(Given request 1):
Answer these questions using the passage on CTE mismatch:
(a) What CTE does the passage give for silicon chips?
(b) What range of stress levels did the Von Mises stress analysis show?
(c) According to Wang et al., what risk increases when the CTE becomes too low?

(Text shown):

····················

For example, the significant CTE difference between SAC305 solder (CTE: 21−28 × 10⁻⁶/K) and silicon chips (CTE: 2.7 × 10⁻⁶/K) causes stress concentration in solder joints during thermal shock (−55 °C to 125 °C) and thermal cycling (−65 °C to 150 °C) conditions [10,13]. A Von Mises stress analysis showed stress levels ranging from 80.48 MPa up to 173 MPa, particularly pronounced at the package corners and edges [10,11]. Figure 19 illustrates representative crack propagation through solder joints in a 3D-stacked package. Wang et al. [64] revealed that when the dielectric CTE increased from 0.32 to 10.2 ppm/°C, Cu protrusion rose from 15.9 nm to 16.4 nm and delamination stress increased by 1.2% in the X-direction (S11) and 14% in the Y-direction (S22). As shown in Figure 20 and Figure 21, Cu protrusion and delamination occur due to thermal stress and CTE mismatch.

Interestingly, Wang et al. [64] also warned that when the CTE becomes too low, the risk of interlayer delamination actually increases. This implies that an excessive CTE difference may lead to localized stress concentration rather than a uniform stress distribution.

Table 8. CTE mismatch failures.

Material	CTE (ppm/°C)	Defect Type	Ref.

····················

(Input data):
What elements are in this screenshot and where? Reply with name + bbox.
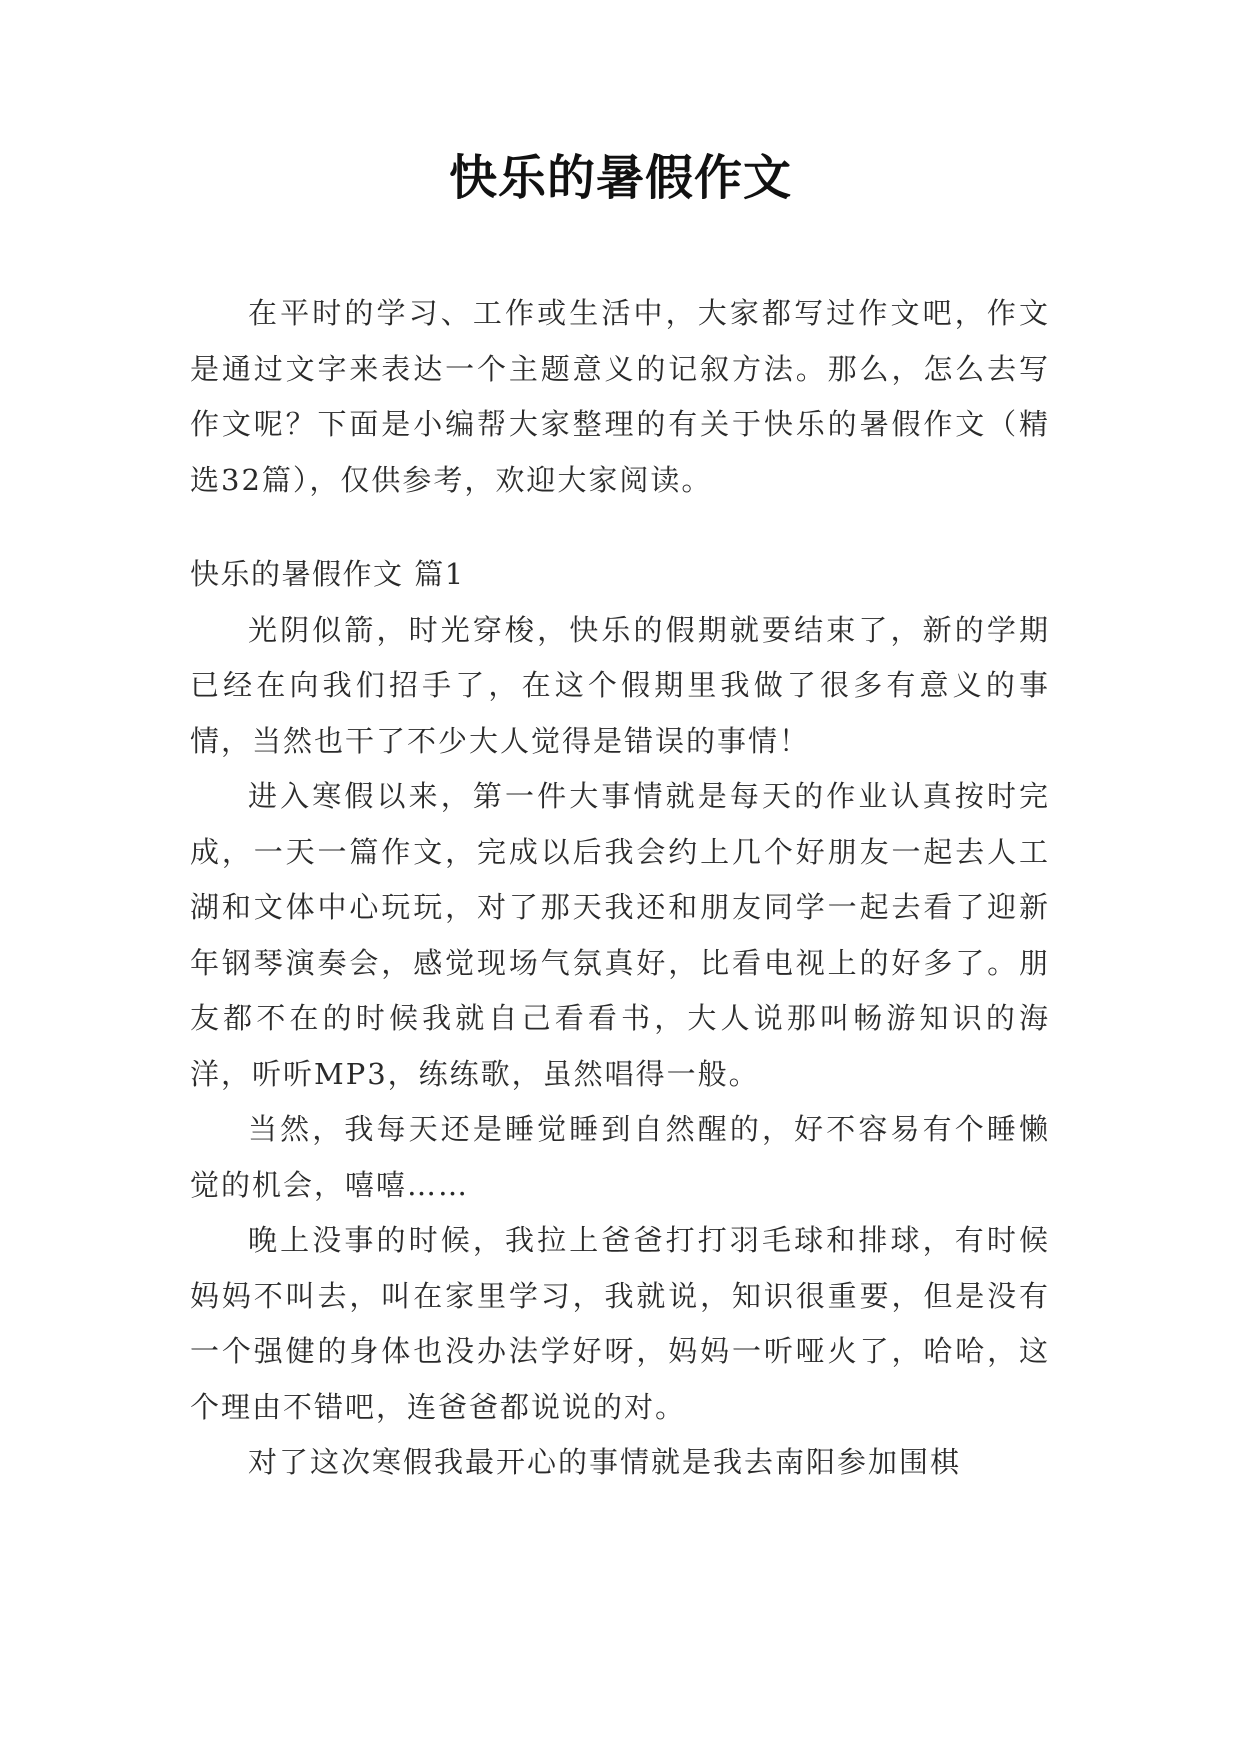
paragraph-spacer [190, 508, 1050, 547]
body-paragraph-1: 光阴似箭，时光穿梭，快乐的假期就要结束了，新的学期已经在向我们招手了，在这个假期里我做了很多有意义的事情，当然也干了不少大人觉得是错误的事情！ [190, 612, 1050, 758]
body-paragraph-3: 当然，我每天还是睡觉睡到自然醒的，好不容易有个睡懒觉的机会，嘻嘻…… [190, 1112, 1050, 1202]
section-heading: 快乐的暑假作文 篇1 [190, 557, 465, 591]
document-body [190, 286, 1050, 1491]
body-paragraph-4: 晚上没事的时候，我拉上爸爸打打羽毛球和排球，有时候妈妈不叫去，叫在家里学习，我就说，知识很重要，但是没有一个强健的身体也没办法学好呀，妈妈一听哑火了，哈哈，这个理由不错吧，连爸爸都说说的对。 [190, 1223, 1050, 1424]
body-paragraph-2: 进入寒假以来，第一件大事情就是每天的作业认真按时完成，一天一篇作文，完成以后我会约上几个好朋友一起去人工湖和文体中心玩玩，对了那天我还和朋友同学一起去看了迎新年钢琴演奏会，感觉现场气氛真好，比看电视上的好多了。朋友都不在的时候我就自己看看书，大人说那叫畅游知识的海洋，听听MP3，练练歌，虽然唱得一般。 [190, 779, 1050, 1091]
document-title: 快乐的暑假作文 [448, 150, 792, 206]
intro-paragraph: 在平时的学习、工作或生活中，大家都写过作文吧，作文是通过文字来表达一个主题意义的记叙方法。那么，怎么去写作文呢？下面是小编帮大家整理的有关于快乐的暑假作文（精选32篇），仅供参考，欢迎大家阅读。 [190, 296, 1050, 497]
body-paragraph-5: 对了这次寒假我最开心的事情就是我去南阳参加围棋 [248, 1445, 962, 1479]
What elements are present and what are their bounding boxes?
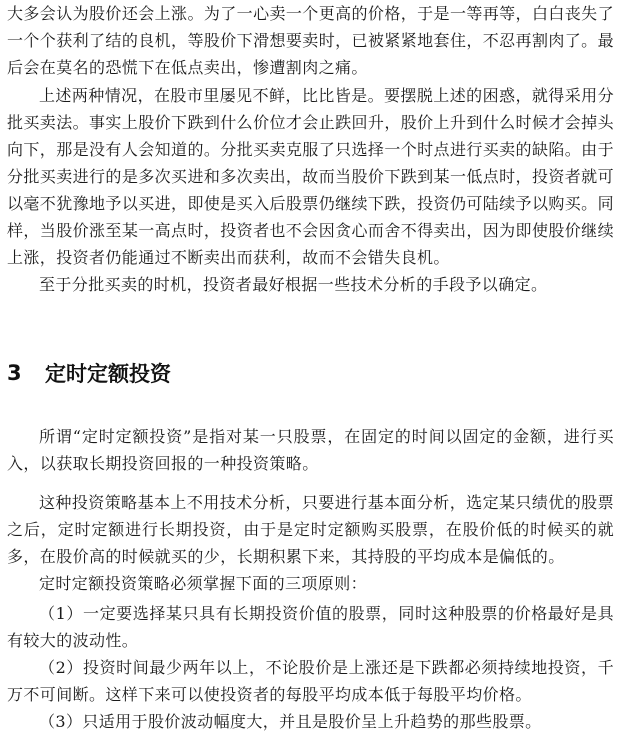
paragraph-block <box>7 423 614 477</box>
paragraph-block <box>7 570 614 597</box>
body-paragraph: 这种投资策略基本上不用技术分析，只要进行基本面分析，选定某只绩优的股票之后，定时定额进行长期投资，由于是定时定额购买股票，在股价低的时候买的就多，在股价高的时候就买的少，长期积累下来，其持股的平均成本是偏低的。 <box>7 493 614 566</box>
body-paragraph: 大多会认为股价还会上涨。为了一心卖一个更高的价格，于是一等再等，白白丧失了一个个获利了结的良机，等股价下滑想要卖时，已被紧紧地套住，不忍再割肉了。最后会在莫名的恐慌下在低点卖出，惨遭割肉之痛。 <box>7 4 614 77</box>
body-paragraph: 所谓“定时定额投资”是指对某一只股票，在固定的时间以固定的金额，进行买入，以获取长期投资回报的一种投资策略。 <box>7 427 614 473</box>
list-item-text: （2）投资时间最少两年以上，不论股价是上涨还是下跌都必须持续地投资，千万不可间断。这样下来可以使投资者的每股平均成本低于每股平均价格。 <box>7 658 614 704</box>
paragraph-block <box>7 271 614 298</box>
section-heading <box>7 358 171 388</box>
list-item-text: （1）一定要选择某只具有长期投资价值的股票，同时这种股票的价格最好是具有较大的波动性。 <box>7 604 614 650</box>
body-paragraph: 上述两种情况，在股市里屡见不鲜，比比皆是。要摆脱上述的困惑，就得采用分批买卖法。事实上股价下跌到什么价位才会止跌回升，股价上升到什么时候才会掉头向下，那是没有人会知道的。分批买卖克服了只选择一个时点进行买卖的缺陷。由于分批买卖进行的是多次买进和多次卖出，故而当股价下跌到某一低点时，投资者就可以毫不犹豫地予以买进，即使是买入后股票仍继续下跌，投资仍可陆续予以购买。同样，当股价涨至某一高点时，投资者也不会因贪心而舍不得卖出，因为即使股价继续上涨，投资者仍能通过不断卖出而获利，故而不会错失良机。 <box>7 86 614 267</box>
paragraph-block <box>7 489 614 570</box>
section-title: 定时定额投资 <box>45 362 171 386</box>
body-paragraph: 至于分批买卖的时机，投资者最好根据一些技术分析的手段予以确定。 <box>39 275 548 294</box>
paragraph-continued <box>7 0 614 81</box>
paragraph-block <box>7 82 614 271</box>
list-item <box>7 708 614 735</box>
section-number: 3 <box>7 361 22 385</box>
body-paragraph: 定时定额投资策略必须掌握下面的三项原则： <box>39 574 368 593</box>
list-item-text: （3）只适用于股价波动幅度大，并且是股价呈上升趋势的那些股票。 <box>39 712 542 731</box>
list-item <box>7 600 614 654</box>
list-item <box>7 654 614 708</box>
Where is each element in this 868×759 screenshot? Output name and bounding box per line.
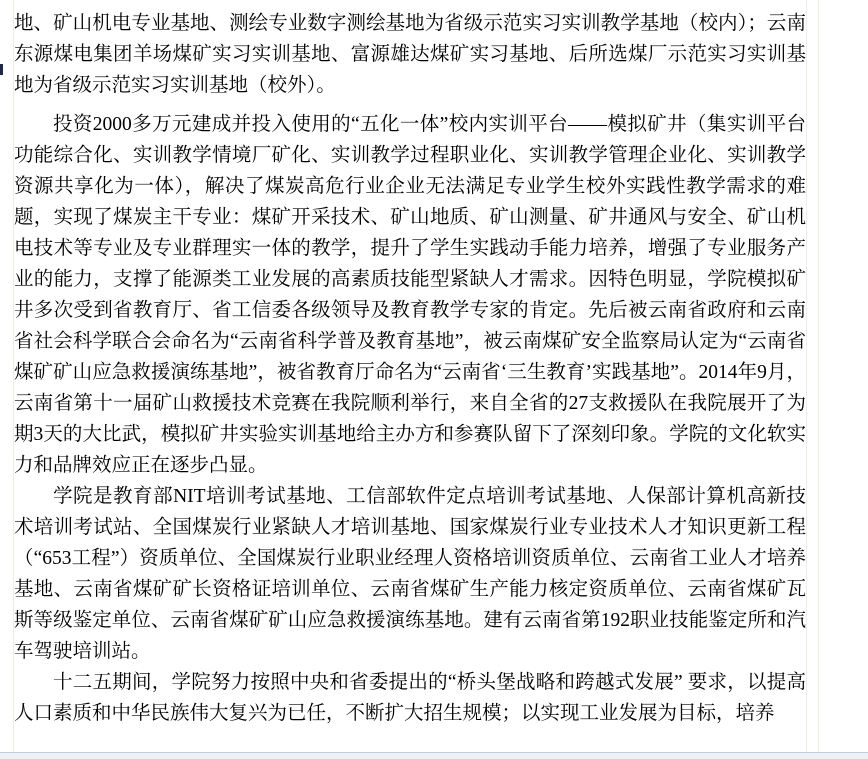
document-body — [14, 8, 806, 729]
text-boundary-guide-right-outer — [818, 0, 819, 752]
text-boundary-guide-right-inner — [806, 0, 807, 752]
paragraph: 地、矿山机电专业基地、测绘专业数字测绘基地为省级示范实习实训教学基地（校内）；云南东源煤电集团羊场煤矿实习实训基地、富源雄达煤矿实习基地、后所选煤厂示范实习实训基地为省级示范实习实训基地（校外）。 — [14, 13, 806, 96]
bottom-edge-bar — [0, 752, 868, 759]
paragraph: 学院是教育部NIT培训考试基地、工信部软件定点培训考试基地、人保部计算机高新技术培训考试站、全国煤炭行业紧缺人才培训基地、国家煤炭行业专业技术人才知识更新工程（“653工程”）资质单位、全国煤炭行业职业经理人资格培训资质单位、云南省工业人才培养基地、云南省煤矿矿长资格证培训单位、云南省煤矿生产能力核定资质单位、云南省煤矿瓦斯等级鉴定单位、云南省煤矿矿山应急救援演练基地。建有云南省第192职业技能鉴定所和汽车驾驶培训站。 — [14, 486, 806, 662]
paragraph: 十二五期间，学院努力按照中央和省委提出的“桥头堡战略和跨越式发展” 要求，以提高人口素质和中华民族伟大复兴为已任，不断扩大招生规模；以实现工业发展为目标，培养 — [14, 672, 806, 724]
paragraph: 投资2000多万元建成并投入使用的“五化一体”校内实训平台——模拟矿井（集实训平台功能综合化、实训教学情境厂矿化、实训教学过程职业化、实训教学管理企业化、实训教学资源共享化为一体），解决了煤炭高危行业企业无法满足专业学生校外实践性教学需求的难题，实现了煤炭主干专业：煤矿开采技术、矿山地质、矿山测量、矿井通风与安全、矿山机电技术等专业及专业群理实一体的教学，提升了学生实践动手能力培养，增强了专业服务产业的能力，支撑了能源类工业发展的高素质技能型紧缺人才需求。因特色明显，学院模拟矿井多次受到省教育厅、省工信委各级领导及教育教学专家的肯定。先后被云南省政府和云南省社会科学联合会命名为“云南省科学普及教育基地”，被云南煤矿安全监察局认定为“云南省煤矿矿山应急救援演练基地”，被省教育厅命名为“云南省‘三生教育’实践基地”。2014年9月，云南省第十一届矿山救援技术竞赛在我院顺利举行，来自全省的27支救援队在我院展开了为期3天的大比武，模拟矿井实验实训基地给主办方和参赛队留下了深刻印象。学院的文化软实力和品牌效应正在逐步凸显。 — [14, 114, 806, 476]
clipped-text-artifact — [0, 64, 3, 75]
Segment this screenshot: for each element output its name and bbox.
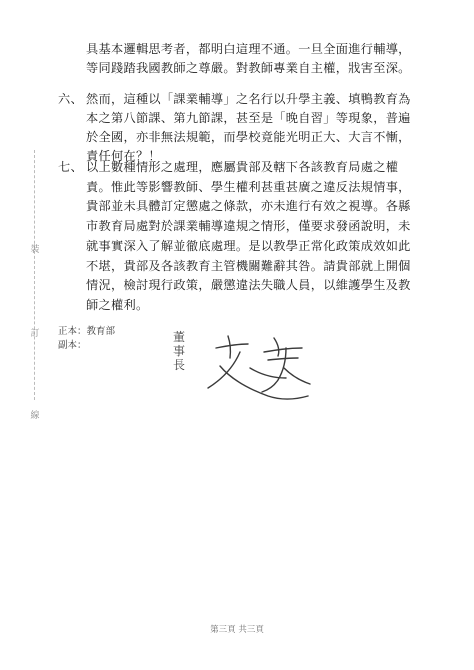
- handwritten-signature: [190, 326, 340, 404]
- item-7-line-6: 不堪，貴部及各該教育主管機關難辭其咎。請貴部就上開個: [86, 259, 411, 273]
- item-7-line-3: 貴部並未具體訂定懲處之條款，亦未進行有效之視導。各縣: [86, 199, 411, 213]
- item-7-number: 七、: [58, 160, 83, 174]
- item-7-line-1: 以上數種情形之處理，應屬貴部及轄下各該教育局處之權: [86, 160, 399, 174]
- binding-mark-xian: 線: [30, 411, 40, 421]
- page-footer: 第三頁 共三頁: [210, 625, 264, 635]
- item-6-line-1: 然而，這種以「課業輔導」之名行以升學主義、填鴨教育為: [86, 92, 411, 106]
- item-6-number: 六、: [58, 92, 83, 106]
- item-7-line-5: 就事實深入了解並徹底處理。是以教學正常化政策成效如此: [86, 239, 411, 253]
- item-7-line-7: 情況，檢討現行政策，嚴懲違法失職人員，以維護學生及教: [86, 278, 411, 292]
- signature-title-text: [172, 330, 186, 372]
- item-7-line-2: 責。惟此等影響教師、學生權利甚重甚廣之違反法規情事，: [86, 180, 411, 194]
- body-line-1: 具基本邏輯思考者，都明白這理不通。一旦全面進行輔導，: [86, 42, 411, 56]
- binding-guide-line: [34, 150, 36, 400]
- signature-title-char: 事: [172, 344, 185, 358]
- item-7-line-8: 師之權利。: [86, 298, 149, 312]
- recipient-copy: 副本：: [58, 340, 87, 351]
- body-line-2: 等同踐踏我國教師之尊嚴。對教師專業自主權，戕害至深。: [86, 61, 411, 75]
- item-6-line-4: 責任何在？！: [86, 149, 161, 163]
- binding-mark-ding: 訂: [30, 329, 40, 339]
- signature-title-char: 董: [172, 330, 185, 344]
- item-6-line-3: 於全國，亦非無法規範，而學校竟能光明正大、大言不慚，: [86, 130, 411, 144]
- item-7-line-4: 市教育局處對於課業輔導違規之情形，僅要求發函說明，未: [86, 219, 411, 233]
- recipient-main: 正本：教育部: [58, 326, 116, 337]
- signature-title-char: 長: [172, 358, 185, 372]
- signature-title: [172, 330, 186, 372]
- binding-mark-zhuang: 裝: [30, 245, 40, 255]
- item-6-line-2: 本之第八節課、第九節課，甚至是「晚自習」等現象，普遍: [86, 111, 411, 125]
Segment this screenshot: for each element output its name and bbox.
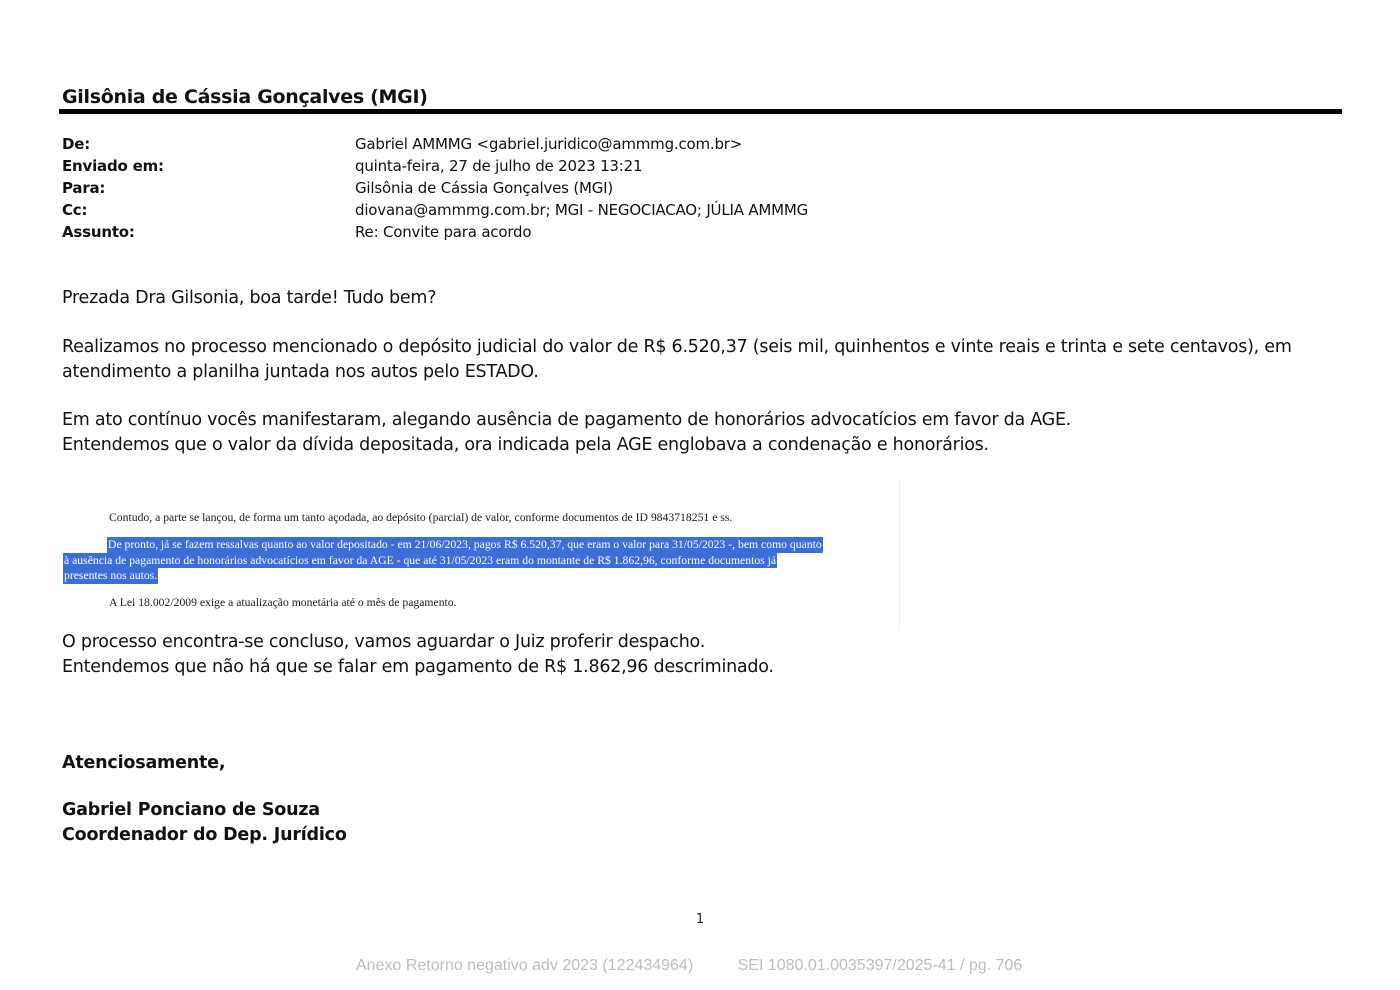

····················

(Given request 2):
Please copy out, verbatim, everything in the records from the line containing "- handwritten-signature: [190, 326, 340, 404]" down to the line containing "- signature-title-text: [172, 330, 186, 372]", including both of those lines.

(Problem solution 1):
(a) 2.7 × 10⁻⁶/K
(b) From 80.48 MPa up to 173 MPa
(c) The risk of interlayer delamination

(Problem solution 2):
- handwritten-signature: [190, 326, 340, 404]
- item-7-line-6: 不堪，貴部及各該教育主管機關難辭其咎。請貴部就上開個: [86, 259, 411, 273]
- item-7-line-3: 貴部並未具體訂定懲處之條款，亦未進行有效之視導。各縣: [86, 199, 411, 213]
- item-7-number: 七、: [58, 160, 83, 174]
- item-7-line-1: 以上數種情形之處理，應屬貴部及轄下各該教育局處之權: [86, 160, 399, 174]
- binding-mark-xian: 線: [30, 411, 40, 421]
- page-footer: 第三頁 共三頁: [210, 625, 264, 635]
- item-6-line-1: 然而，這種以「課業輔導」之名行以升學主義、填鴨教育為: [86, 92, 411, 106]
- item-6-number: 六、: [58, 92, 83, 106]
- item-7-line-5: 就事實深入了解並徹底處理。是以教學正常化政策成效如此: [86, 239, 411, 253]
- item-7-line-7: 情況，檢討現行政策，嚴懲違法失職人員，以維護學生及教: [86, 278, 411, 292]
- signature-title-text: [172, 330, 186, 372]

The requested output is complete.